### Exercise objective
Select the lines that contain "دانشکده" and copy each of them.

### Records shown
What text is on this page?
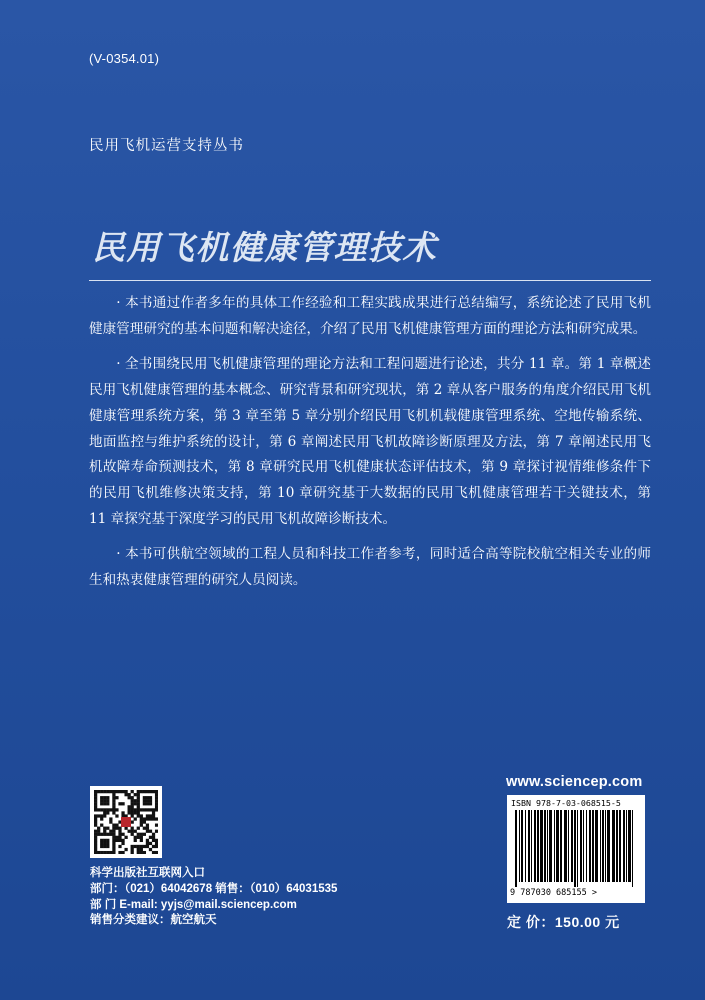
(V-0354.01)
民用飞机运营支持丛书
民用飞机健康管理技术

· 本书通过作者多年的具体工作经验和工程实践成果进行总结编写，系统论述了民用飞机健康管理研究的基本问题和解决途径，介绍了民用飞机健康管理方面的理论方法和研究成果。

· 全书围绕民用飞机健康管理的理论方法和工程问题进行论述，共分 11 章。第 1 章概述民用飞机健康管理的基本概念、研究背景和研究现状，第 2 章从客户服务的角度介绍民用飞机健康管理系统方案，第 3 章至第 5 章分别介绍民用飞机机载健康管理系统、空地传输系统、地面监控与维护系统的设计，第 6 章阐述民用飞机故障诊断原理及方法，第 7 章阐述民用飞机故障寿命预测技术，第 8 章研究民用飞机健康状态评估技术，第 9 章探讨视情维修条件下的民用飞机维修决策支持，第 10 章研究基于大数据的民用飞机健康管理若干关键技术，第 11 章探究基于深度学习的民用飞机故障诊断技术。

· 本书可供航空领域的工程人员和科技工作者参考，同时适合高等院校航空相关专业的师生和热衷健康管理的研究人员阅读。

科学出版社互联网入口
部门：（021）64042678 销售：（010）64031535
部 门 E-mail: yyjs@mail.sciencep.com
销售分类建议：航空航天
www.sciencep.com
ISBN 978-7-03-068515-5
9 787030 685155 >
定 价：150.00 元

--

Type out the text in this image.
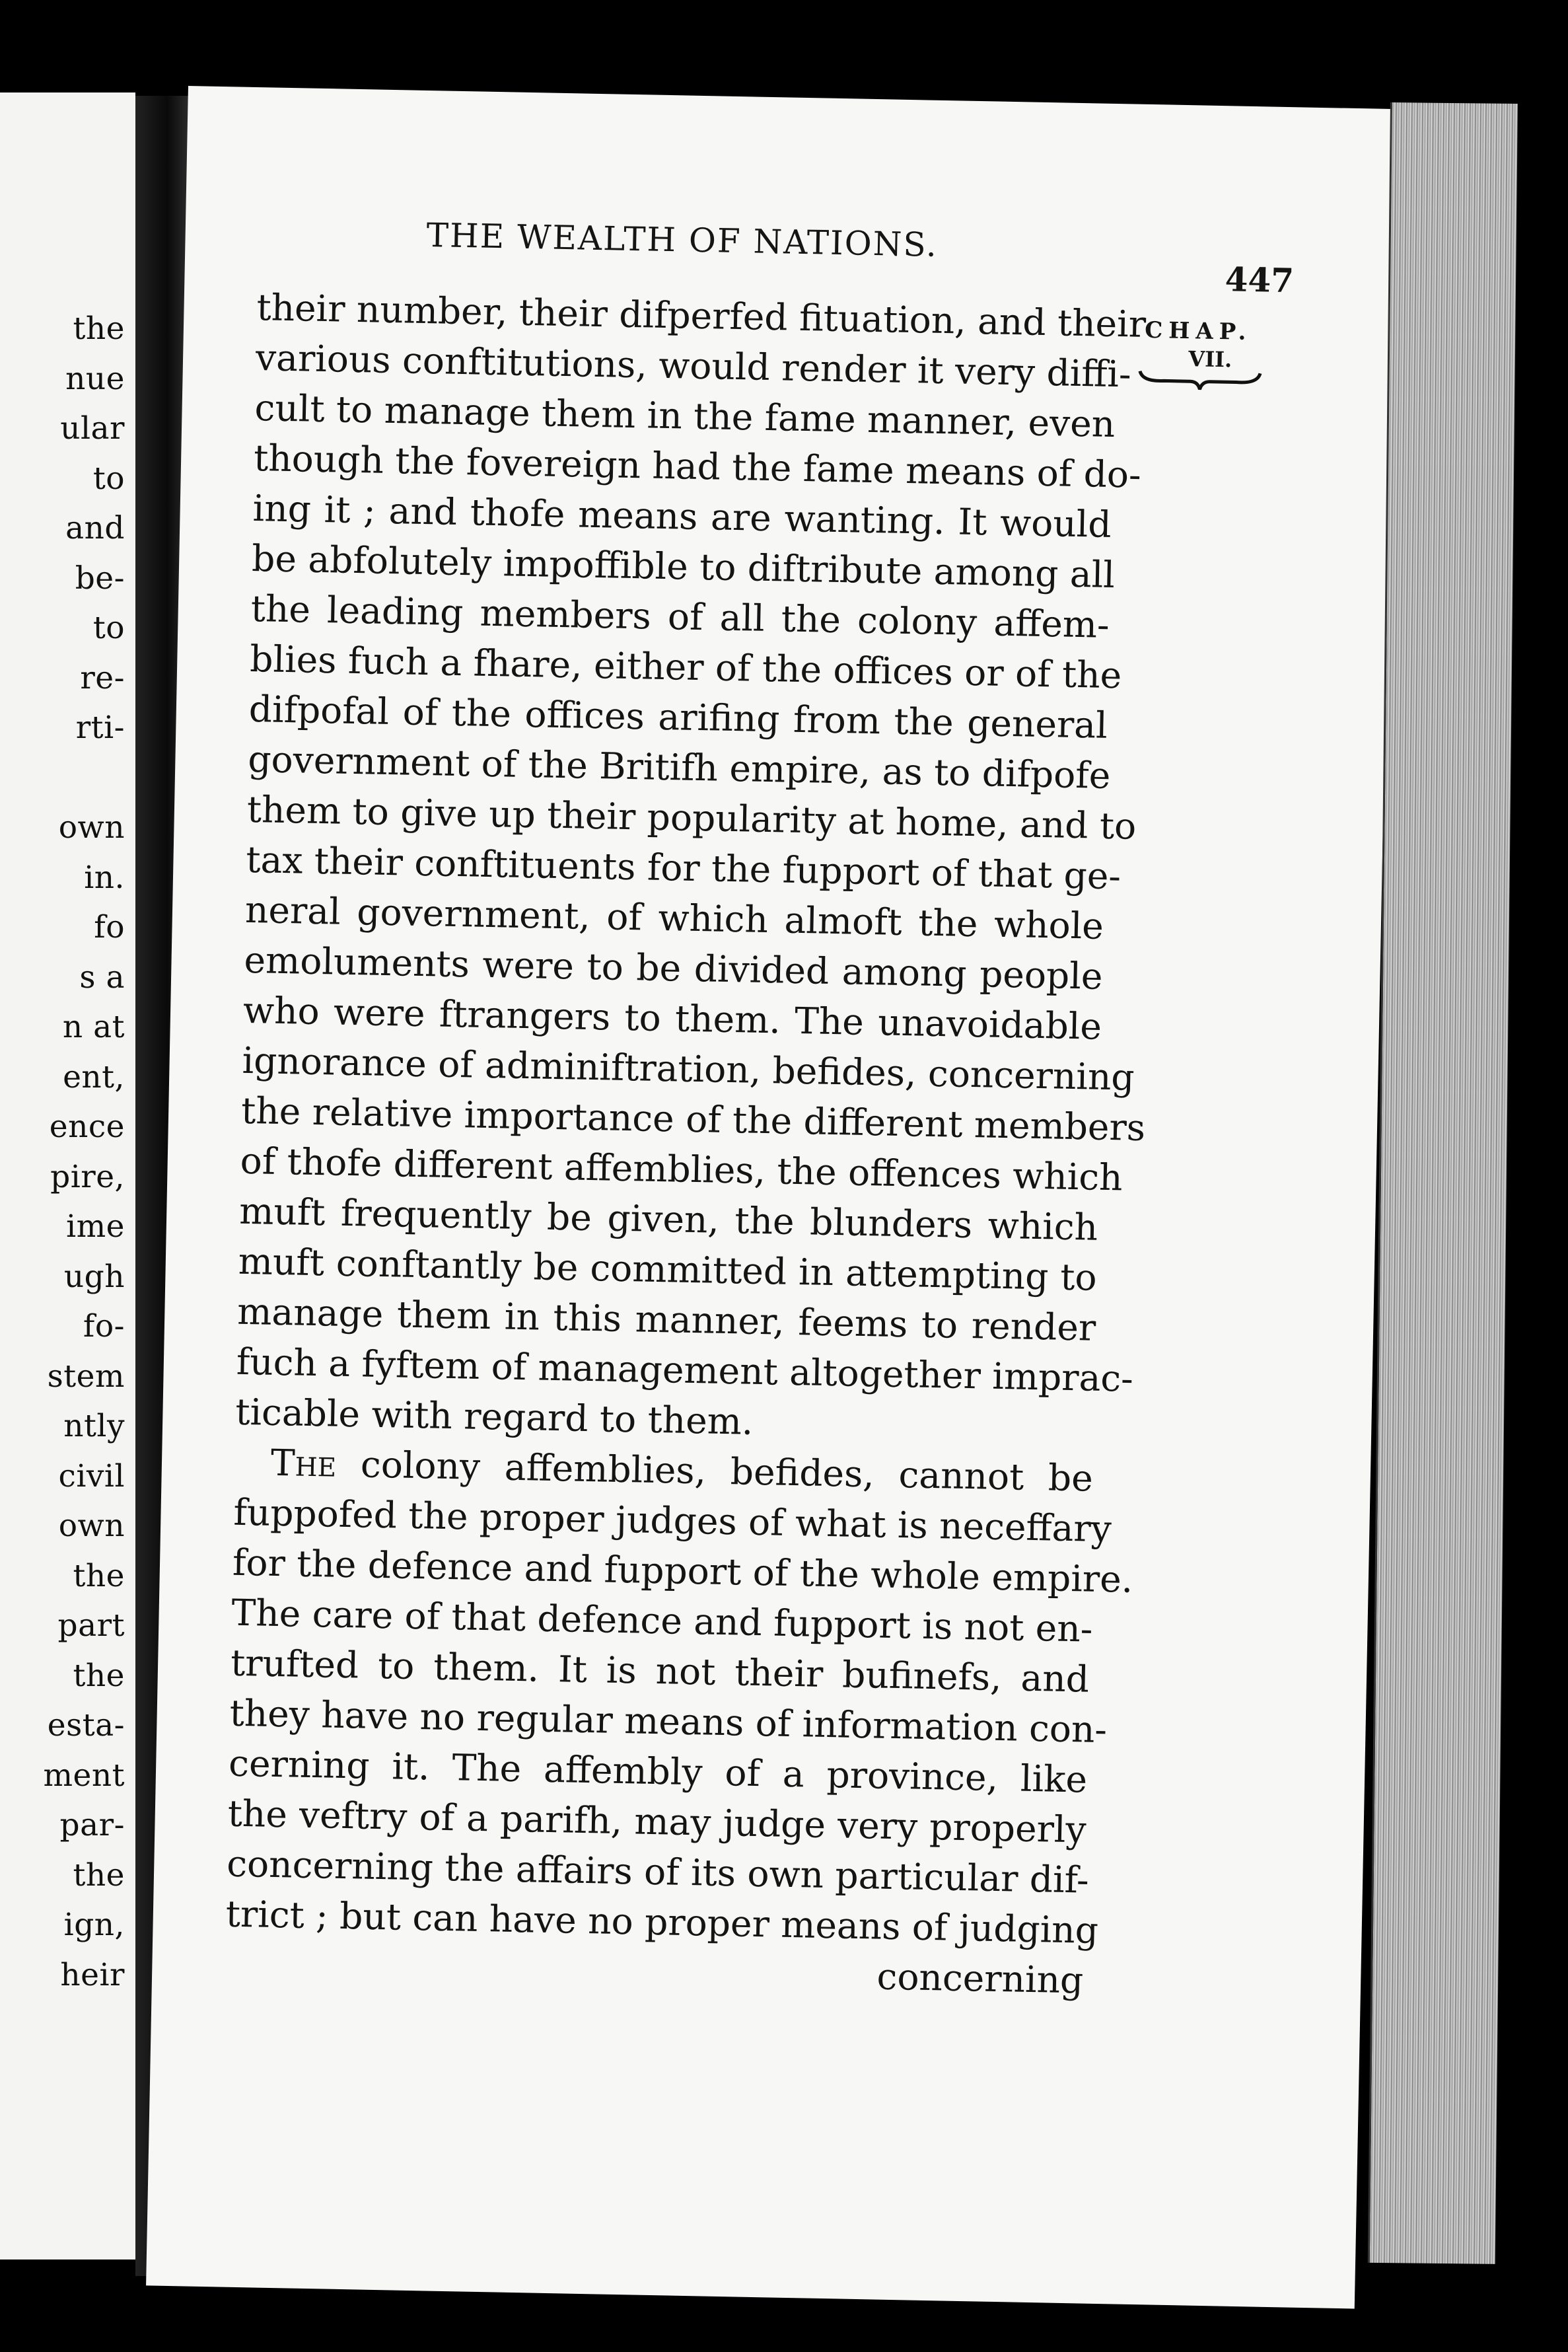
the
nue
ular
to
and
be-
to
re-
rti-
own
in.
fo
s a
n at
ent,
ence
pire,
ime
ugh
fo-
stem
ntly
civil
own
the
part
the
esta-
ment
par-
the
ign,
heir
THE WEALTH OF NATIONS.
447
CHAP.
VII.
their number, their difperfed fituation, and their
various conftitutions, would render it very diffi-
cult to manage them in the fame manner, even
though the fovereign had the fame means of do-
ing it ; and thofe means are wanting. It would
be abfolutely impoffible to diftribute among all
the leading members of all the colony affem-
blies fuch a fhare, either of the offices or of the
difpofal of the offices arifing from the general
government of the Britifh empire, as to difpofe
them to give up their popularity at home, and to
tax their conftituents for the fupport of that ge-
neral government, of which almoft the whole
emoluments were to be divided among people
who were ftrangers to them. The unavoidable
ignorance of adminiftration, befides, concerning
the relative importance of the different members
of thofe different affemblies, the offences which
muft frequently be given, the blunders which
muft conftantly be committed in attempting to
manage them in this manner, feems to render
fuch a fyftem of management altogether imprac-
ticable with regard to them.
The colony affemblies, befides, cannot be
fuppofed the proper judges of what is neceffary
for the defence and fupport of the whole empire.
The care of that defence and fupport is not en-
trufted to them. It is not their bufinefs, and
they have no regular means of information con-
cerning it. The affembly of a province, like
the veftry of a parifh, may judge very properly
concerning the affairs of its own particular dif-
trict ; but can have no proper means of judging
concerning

---

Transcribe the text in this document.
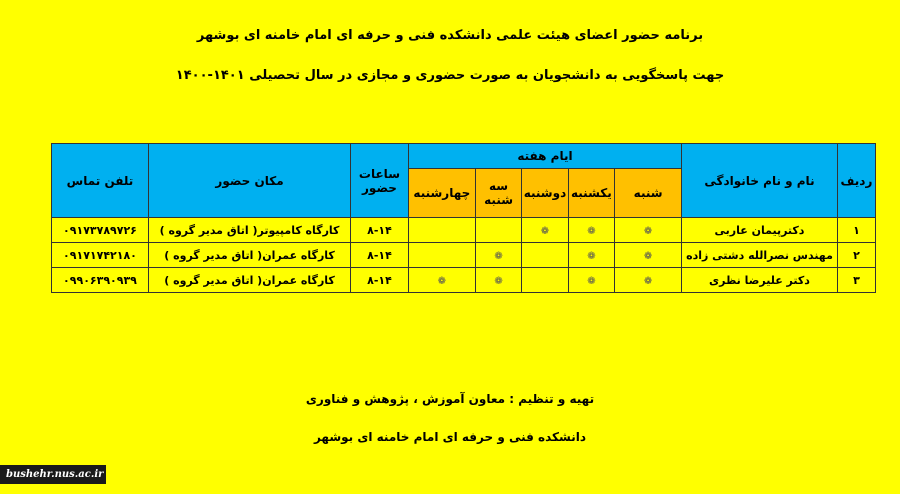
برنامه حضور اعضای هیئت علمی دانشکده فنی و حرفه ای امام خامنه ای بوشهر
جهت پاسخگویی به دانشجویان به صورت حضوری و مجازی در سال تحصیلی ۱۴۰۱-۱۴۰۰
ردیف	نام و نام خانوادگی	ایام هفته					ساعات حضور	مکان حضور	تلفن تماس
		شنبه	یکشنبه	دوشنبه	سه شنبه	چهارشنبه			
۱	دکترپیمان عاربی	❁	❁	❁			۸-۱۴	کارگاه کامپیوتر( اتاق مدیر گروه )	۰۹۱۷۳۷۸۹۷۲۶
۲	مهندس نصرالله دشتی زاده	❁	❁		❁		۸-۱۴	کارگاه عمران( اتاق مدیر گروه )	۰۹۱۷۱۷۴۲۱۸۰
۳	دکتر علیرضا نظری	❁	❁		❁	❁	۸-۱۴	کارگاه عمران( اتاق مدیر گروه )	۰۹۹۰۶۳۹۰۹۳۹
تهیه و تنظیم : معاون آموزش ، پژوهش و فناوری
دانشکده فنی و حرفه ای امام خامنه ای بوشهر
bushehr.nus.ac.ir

### Task solution
برنامه حضور اعضای هیئت علمی دانشکده فنی و حرفه ای امام خامنه ای بوشهر
دانشکده فنی و حرفه ای امام خامنه ای بوشهر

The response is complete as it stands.